START EXTRACTED TEXT
Jan 26 - Feb 01, 2009

Political turmoil, extremism, conflicts with neighbouring country, ever increasing level of corruption, deteriorating law and order situation, acute shortage of electricity have been the endemic challenges in Pakistan but things have particularly deteriorated since last year.

The morbid effects of these factors are not limited only to the lower stratum of society but well-off business class has also profoundly been affected. Inflation level is touching new heights and increasing number of people are getting unemployed.

When every single person seems to be affected by the grim national condition, export industry is also bearing the brunt of upheavals. The deteriorating image of Pakistan in the world incited already apprehensive importers of Pakistani products to switch their sourcing to neighbouring China, India and Bangladesh. For international buyers operating in developed parts of the world, supply chain management is of enormous importance that generates a cutting edge over the competing businesses. As businesses are getting highly competitive in the global landscape, they need to have very accurate sales forecasts in place and accordingly they need timely deliveries from the importing country.

As the cost of warehousing in developed countries, especially in USA and Europe, is considerably high importers don't afford to maintain massive inventories. The only option they are left with is to outsource from reliable suppliers operating in politically stable places which can ensure in-time deliveries at any cost. So many large importers have shifted at least part of their sourcing, if not full, to other countries.

Bomb blasts and other terrorist activities are reinforcing the buyers' pessimism about doing business in Pakistan. Even disturbances in a neighbouring country or rest of the world have fallout for Pakistan due to the trail effects of militancy, thus causing harm to local exports. Some months ago, many Pakistani exporters were trying to convince their customers that disorder is going on in North West Frontier Province only as it has a border with Afghanistan. However, after the suicide attack on Marriott Hotel in the heart of Pakistan's capital Islamabad, this argument lost its meaning. Another consequence of the Marriot blast was that business visitors refused to visit Pakistan on the ground that even five star hotels are not safe in Pakistan so they could not risk their lives.

It is important to mention that many import or sourcing managers pay a number of visits to the manufacturing facilities in exporting countries to ensure, at early stage, that the manufacturing complies with the buyer's standards. No body is ready to visit Pakistan now; rather many business visitors cancelled their already confirmed appointments in Pakistan after the Marriott blast. Unfortunately, the impossibility of their visits has added its part to make things worst for the export industry.

Scheduled and unscheduled electricity load shedding has made it impossible for the manufacturers of export-oriented products to meet orders in time. Some of the manufacturers have tried to cope with the situation by having petrol-based electricity generators. However, besides high capital costs associated with the installation of electricity generators, the fuel and operating costs are also very high that push cost of production up. Other small and medium sized exporters may not afford such costly alternatives and resultantly they are losing business by not meeting the time commitments with their customers. It is pertinent to mention that majority of companies in export related industries like textile, leather garments, rice processing, sports goods and surgical, etc. fall under the small and medium enterprises (SMEs) category. According to the Asian Development Bank there are approximately 2.3 million SMEs operating in Pakistan. These small companies may not have enough resources to develop backups for electricity load-shedding.
END EXTRACTED TEXT
TASKS AND EXERCISES:
- A) According to the article on Pakistan's export industry, roughly how many SMEs does the Asian Development Bank say operate in Pakistan?
- B) List every export-related industry that the article on Pakistan's export industry names as mostly falling under the SME category.
- C) Print the passage of the article on Pakistan's export industry that opens with the words containing "As the cost" and closes with "to other countries.".
START STORED DATA
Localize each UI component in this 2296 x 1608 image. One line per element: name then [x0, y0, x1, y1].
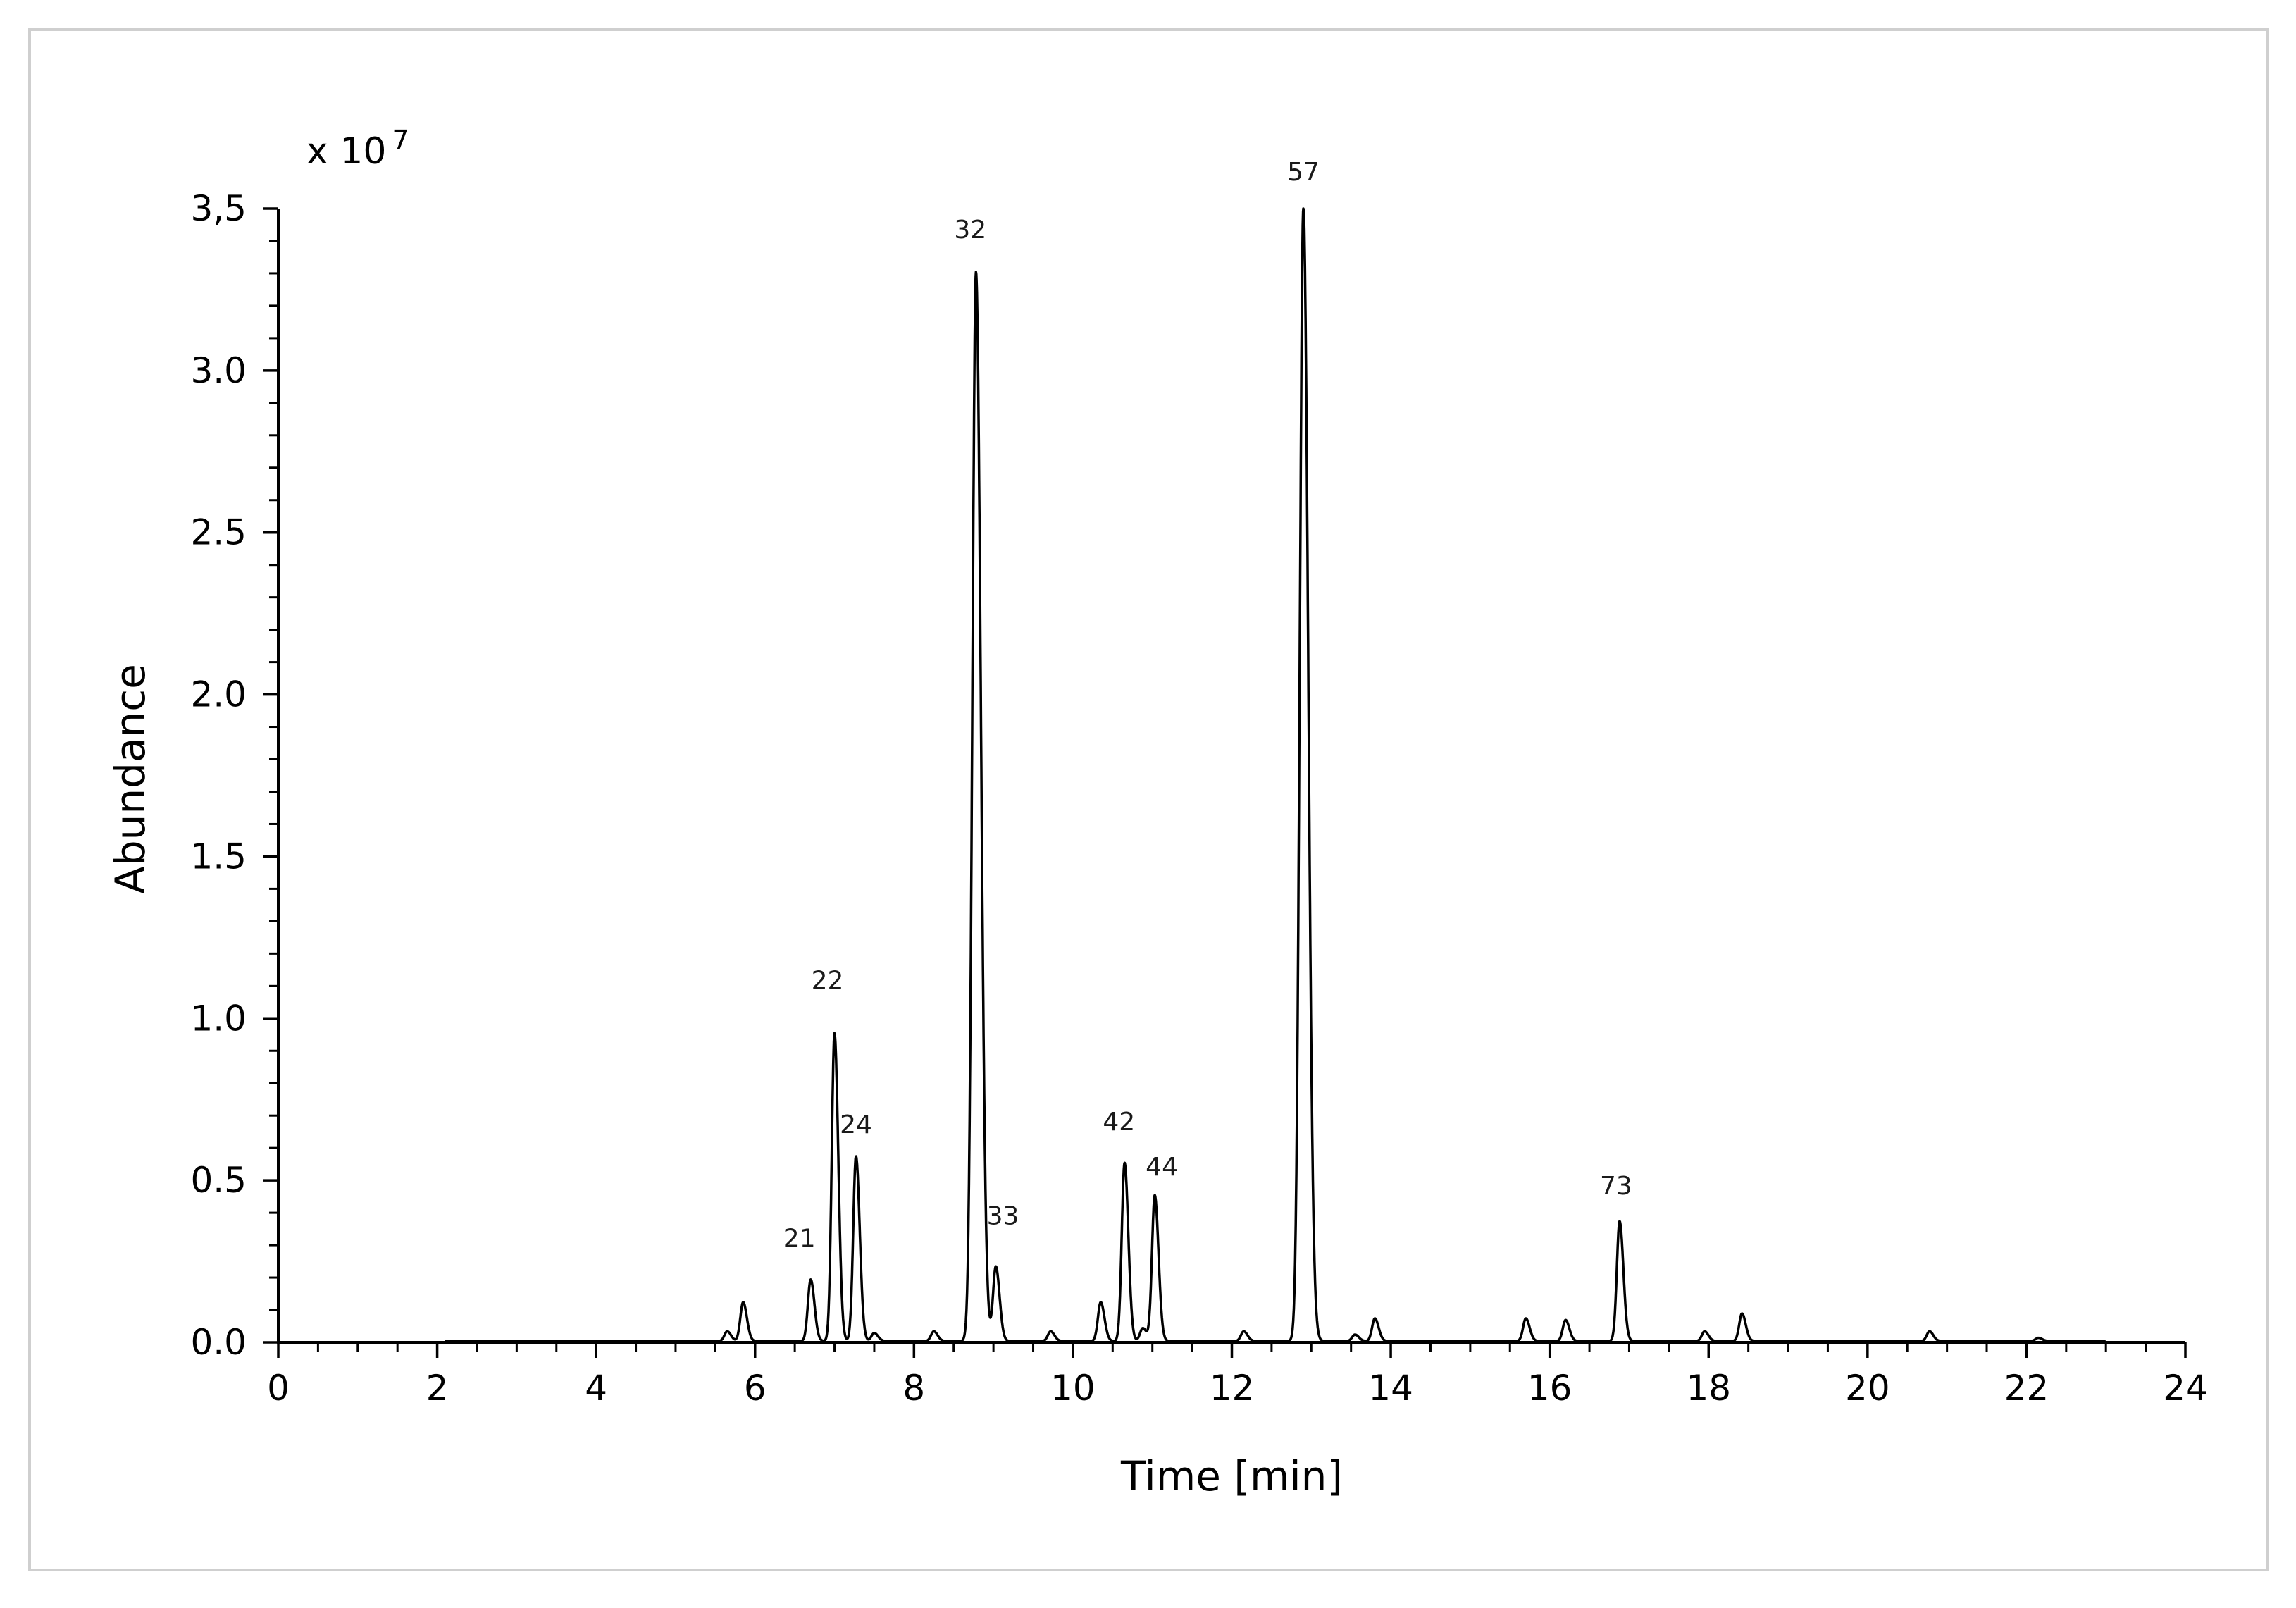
peak-label: 44	[1146, 1153, 1178, 1182]
y-tick-label: 2.0	[190, 674, 247, 715]
x-tick-label: 20	[1845, 1368, 1890, 1409]
x-tick-label: 14	[1368, 1368, 1413, 1409]
x-tick-label: 24	[2163, 1368, 2208, 1409]
peak-label: 22	[812, 966, 844, 995]
x-tick-label: 6	[744, 1368, 767, 1409]
tick-labels: 0 2 4 6 8 10 12 14 16 18 20 22 240.00.51.01.52.02.53…	[190, 188, 2207, 1409]
x-tick-label: 2	[426, 1368, 449, 1409]
x-tick-label: 16	[1527, 1368, 1572, 1409]
peak-label: 32	[954, 216, 986, 245]
ticks	[263, 207, 2187, 1358]
x-tick-label: 18	[1686, 1368, 1731, 1409]
y-axis-title: Abundance	[106, 664, 154, 894]
peak-label: 42	[1103, 1108, 1135, 1137]
peak-label: 57	[1287, 158, 1320, 187]
peak-label: 21	[783, 1225, 816, 1254]
x-axis-title: Time [min]	[1120, 1452, 1343, 1500]
y-tick-label: 1.5	[190, 836, 247, 877]
y-tick-label: 3.0	[190, 350, 247, 391]
peak-label: 73	[1600, 1172, 1632, 1201]
x-tick-label: 0	[267, 1368, 290, 1409]
y-tick-label: 2.5	[190, 512, 247, 553]
y-tick-label: 0.0	[190, 1322, 247, 1363]
peak-label: 24	[840, 1111, 872, 1139]
y-tick-label: 1.0	[190, 998, 247, 1039]
y-multiplier-exponent: 7	[392, 125, 409, 156]
peak-label: 33	[987, 1201, 1019, 1230]
y-multiplier-base: x 10	[306, 130, 386, 173]
x-tick-label: 4	[585, 1368, 607, 1409]
y-tick-label: 0.5	[190, 1160, 247, 1201]
peak-labels: 21 22 24 32 33 42 44 57 73	[783, 158, 1632, 1254]
y-tick-label: 3,5	[190, 188, 247, 229]
x-tick-label: 12	[1210, 1368, 1255, 1409]
x-tick-label: 22	[2004, 1368, 2049, 1409]
x-tick-label: 8	[902, 1368, 925, 1409]
axes	[277, 209, 2185, 1344]
chromatogram-trace	[444, 207, 2107, 1342]
x-tick-label: 10	[1050, 1368, 1096, 1409]
y-multiplier: x 10 7	[306, 125, 409, 173]
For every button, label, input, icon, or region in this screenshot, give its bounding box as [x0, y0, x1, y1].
END STORED DATA
TASK RESPONSES:
- A) Approximately 2.3 million

- B) Textile, leather garments, rice processing, sports goods, surgical

- C)
As the cost of warehousing in developed countries, especially in USA and Europe, is considerably high importers don't afford to maintain massive inventories. The only option they are left with is to outsource from reliable suppliers operating in politically stable places which can ensure in-time deliveries at any cost. So many large importers have shifted at least part of their sourcing, if not full, to other countries.